### EXERCISE
Find each line containing the string "title". Copy it.

########

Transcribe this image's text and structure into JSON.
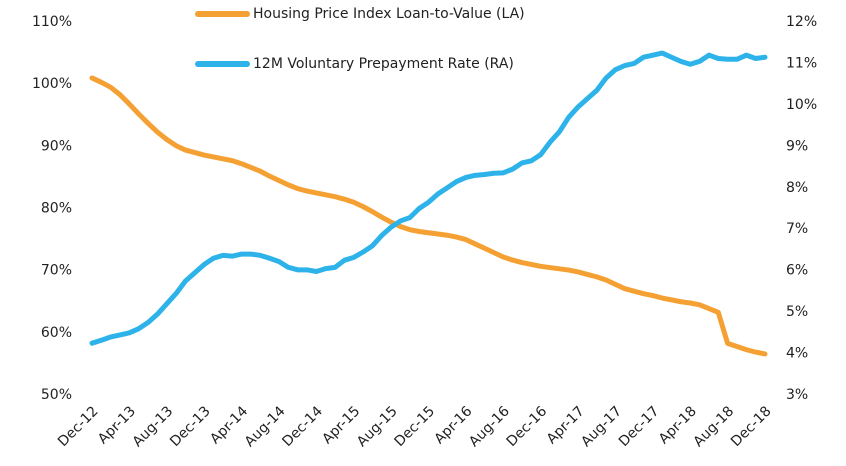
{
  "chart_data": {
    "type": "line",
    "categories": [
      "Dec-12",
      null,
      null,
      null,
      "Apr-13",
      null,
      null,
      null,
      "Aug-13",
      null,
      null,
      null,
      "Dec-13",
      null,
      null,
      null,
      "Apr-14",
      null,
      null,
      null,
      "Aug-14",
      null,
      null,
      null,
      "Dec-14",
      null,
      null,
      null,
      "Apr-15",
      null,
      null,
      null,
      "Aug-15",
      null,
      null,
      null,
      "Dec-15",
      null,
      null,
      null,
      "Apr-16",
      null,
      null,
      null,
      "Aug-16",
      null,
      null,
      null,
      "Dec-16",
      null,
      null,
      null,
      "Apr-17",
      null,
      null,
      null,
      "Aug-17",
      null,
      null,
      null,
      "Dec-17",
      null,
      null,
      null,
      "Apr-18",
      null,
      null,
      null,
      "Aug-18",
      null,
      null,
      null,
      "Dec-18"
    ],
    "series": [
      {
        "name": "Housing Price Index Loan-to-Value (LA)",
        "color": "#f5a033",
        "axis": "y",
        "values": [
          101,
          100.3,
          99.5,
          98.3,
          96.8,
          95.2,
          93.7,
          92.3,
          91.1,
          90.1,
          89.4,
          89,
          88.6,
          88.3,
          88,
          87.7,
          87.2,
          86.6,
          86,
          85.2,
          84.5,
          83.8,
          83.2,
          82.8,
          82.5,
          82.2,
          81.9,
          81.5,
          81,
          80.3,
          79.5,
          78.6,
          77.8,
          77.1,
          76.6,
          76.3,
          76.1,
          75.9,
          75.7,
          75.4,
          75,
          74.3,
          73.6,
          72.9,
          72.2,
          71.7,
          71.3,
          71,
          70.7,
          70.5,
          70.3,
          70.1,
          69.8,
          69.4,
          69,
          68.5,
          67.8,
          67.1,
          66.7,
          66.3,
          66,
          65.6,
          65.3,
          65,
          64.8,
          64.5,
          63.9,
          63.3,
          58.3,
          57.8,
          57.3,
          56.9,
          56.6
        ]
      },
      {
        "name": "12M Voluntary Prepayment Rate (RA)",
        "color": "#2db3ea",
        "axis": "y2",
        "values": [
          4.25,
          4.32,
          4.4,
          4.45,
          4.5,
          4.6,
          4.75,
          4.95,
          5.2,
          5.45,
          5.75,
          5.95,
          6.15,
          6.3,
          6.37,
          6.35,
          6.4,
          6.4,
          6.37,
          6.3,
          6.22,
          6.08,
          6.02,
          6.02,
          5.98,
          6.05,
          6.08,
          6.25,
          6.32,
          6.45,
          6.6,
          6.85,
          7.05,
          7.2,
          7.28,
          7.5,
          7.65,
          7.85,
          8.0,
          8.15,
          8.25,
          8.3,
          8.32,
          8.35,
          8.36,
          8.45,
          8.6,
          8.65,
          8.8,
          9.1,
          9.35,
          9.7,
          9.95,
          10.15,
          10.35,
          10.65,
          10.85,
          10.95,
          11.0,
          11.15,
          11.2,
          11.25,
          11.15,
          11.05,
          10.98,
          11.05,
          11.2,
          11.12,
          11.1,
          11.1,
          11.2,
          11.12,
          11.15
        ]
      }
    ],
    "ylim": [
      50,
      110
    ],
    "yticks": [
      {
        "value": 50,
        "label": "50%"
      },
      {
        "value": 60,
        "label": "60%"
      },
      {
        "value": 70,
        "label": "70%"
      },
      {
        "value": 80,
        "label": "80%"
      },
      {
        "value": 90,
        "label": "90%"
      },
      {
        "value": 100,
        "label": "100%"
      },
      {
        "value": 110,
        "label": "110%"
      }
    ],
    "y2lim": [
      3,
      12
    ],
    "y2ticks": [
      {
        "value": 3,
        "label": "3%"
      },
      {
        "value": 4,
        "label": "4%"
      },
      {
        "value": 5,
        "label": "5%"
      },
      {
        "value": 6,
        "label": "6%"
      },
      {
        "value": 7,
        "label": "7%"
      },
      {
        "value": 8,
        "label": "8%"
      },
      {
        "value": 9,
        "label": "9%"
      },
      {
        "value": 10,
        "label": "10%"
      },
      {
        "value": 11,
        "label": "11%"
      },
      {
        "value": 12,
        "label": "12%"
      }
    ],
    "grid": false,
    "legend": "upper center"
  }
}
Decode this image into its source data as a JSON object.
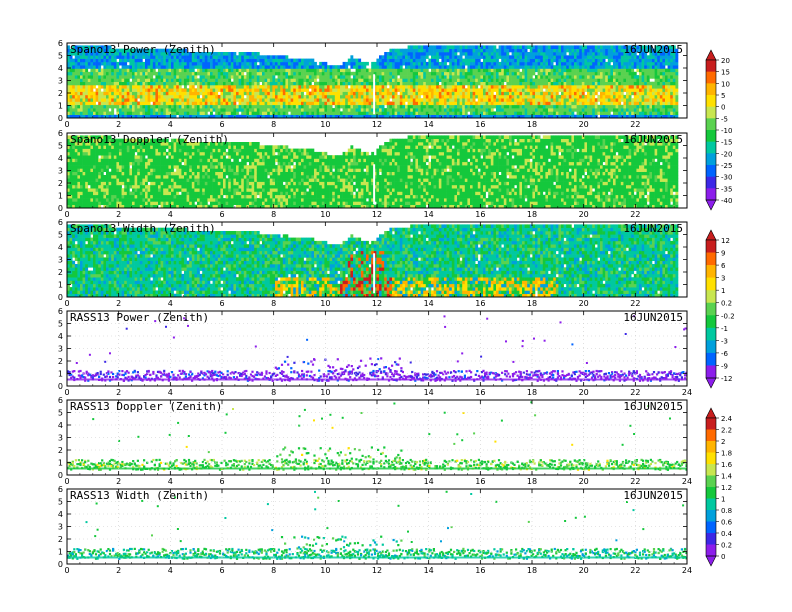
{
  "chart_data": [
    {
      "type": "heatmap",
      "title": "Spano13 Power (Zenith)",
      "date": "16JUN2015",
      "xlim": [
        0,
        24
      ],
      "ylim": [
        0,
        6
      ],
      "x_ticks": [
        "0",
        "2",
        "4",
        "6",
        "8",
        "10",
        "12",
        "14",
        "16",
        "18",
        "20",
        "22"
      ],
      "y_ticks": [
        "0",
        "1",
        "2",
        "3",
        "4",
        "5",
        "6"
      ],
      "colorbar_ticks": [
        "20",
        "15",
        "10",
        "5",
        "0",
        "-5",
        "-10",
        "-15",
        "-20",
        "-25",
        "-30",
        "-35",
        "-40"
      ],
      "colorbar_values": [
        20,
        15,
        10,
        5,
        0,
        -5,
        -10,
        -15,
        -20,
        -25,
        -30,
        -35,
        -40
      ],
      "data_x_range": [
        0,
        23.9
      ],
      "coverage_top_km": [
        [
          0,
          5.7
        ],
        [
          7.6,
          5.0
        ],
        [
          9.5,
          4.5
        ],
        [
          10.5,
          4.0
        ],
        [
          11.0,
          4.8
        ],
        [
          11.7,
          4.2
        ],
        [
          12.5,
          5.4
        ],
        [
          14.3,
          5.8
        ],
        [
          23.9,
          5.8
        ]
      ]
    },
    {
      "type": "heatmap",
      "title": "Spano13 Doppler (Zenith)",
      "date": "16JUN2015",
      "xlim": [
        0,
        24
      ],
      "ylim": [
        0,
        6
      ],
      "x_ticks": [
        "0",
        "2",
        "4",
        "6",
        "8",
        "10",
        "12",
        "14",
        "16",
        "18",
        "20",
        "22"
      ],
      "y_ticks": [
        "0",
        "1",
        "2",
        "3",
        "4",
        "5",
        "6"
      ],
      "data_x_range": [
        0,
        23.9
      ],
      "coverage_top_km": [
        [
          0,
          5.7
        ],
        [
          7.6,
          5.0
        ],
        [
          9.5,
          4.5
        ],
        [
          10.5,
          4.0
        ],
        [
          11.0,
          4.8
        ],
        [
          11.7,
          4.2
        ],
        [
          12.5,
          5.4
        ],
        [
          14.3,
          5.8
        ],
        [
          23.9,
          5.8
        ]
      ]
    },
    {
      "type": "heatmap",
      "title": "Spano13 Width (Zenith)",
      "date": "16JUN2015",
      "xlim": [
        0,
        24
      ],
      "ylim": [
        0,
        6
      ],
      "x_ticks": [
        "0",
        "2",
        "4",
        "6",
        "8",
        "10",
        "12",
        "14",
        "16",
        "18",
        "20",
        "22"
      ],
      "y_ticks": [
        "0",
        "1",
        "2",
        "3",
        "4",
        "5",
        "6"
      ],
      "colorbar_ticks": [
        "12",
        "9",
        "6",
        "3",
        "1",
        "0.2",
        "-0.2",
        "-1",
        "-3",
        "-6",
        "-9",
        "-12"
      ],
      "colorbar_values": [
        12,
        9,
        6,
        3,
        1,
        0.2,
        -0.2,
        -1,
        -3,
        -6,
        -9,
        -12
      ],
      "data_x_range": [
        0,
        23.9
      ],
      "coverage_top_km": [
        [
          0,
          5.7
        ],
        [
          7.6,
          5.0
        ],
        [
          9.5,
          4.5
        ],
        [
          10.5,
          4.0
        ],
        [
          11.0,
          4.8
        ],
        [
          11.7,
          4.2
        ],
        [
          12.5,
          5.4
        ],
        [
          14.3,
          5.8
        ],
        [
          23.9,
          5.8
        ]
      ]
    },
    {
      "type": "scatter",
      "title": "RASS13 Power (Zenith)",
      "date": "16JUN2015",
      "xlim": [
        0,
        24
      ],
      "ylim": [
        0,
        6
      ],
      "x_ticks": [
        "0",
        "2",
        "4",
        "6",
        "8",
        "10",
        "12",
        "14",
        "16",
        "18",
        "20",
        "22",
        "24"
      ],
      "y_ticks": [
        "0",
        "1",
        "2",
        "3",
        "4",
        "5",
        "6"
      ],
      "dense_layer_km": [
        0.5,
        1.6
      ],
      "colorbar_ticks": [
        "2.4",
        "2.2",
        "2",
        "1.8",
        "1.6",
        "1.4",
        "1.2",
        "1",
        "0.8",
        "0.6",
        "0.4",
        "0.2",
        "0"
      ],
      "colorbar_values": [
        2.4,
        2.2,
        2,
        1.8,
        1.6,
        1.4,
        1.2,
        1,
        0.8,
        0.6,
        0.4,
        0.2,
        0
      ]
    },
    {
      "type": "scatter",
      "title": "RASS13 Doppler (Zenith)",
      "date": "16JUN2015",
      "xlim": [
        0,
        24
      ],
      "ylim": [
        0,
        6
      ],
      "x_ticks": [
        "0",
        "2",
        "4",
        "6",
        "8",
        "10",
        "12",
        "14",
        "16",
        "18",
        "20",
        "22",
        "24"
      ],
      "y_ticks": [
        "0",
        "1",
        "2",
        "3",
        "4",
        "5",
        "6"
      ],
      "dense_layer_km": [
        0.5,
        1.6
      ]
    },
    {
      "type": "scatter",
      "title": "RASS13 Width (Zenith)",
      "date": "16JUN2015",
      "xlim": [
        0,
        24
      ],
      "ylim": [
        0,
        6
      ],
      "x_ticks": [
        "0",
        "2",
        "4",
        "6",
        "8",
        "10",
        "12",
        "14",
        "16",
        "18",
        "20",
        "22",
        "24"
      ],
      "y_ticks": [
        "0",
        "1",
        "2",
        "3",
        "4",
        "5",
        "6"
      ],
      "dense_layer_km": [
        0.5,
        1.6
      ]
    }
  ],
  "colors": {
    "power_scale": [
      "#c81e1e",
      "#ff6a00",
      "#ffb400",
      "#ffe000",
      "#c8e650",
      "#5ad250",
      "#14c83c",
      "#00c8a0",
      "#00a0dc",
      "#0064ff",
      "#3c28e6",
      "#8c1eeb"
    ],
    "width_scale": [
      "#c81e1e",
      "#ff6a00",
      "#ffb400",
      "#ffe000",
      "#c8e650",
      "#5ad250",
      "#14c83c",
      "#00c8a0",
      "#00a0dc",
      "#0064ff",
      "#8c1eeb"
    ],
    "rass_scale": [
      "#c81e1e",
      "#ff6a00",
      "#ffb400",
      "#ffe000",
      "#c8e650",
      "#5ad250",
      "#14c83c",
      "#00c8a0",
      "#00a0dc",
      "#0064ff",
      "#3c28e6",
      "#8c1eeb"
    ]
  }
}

########

### OUTPUT OF THE TASK
      "title": "Spano13 Power (Zenith)",
      "title": "Spano13 Doppler (Zenith)",
      "title": "Spano13 Width (Zenith)",
      "title": "RASS13 Power (Zenith)",
      "title": "RASS13 Doppler (Zenith)",
      "title": "RASS13 Width (Zenith)",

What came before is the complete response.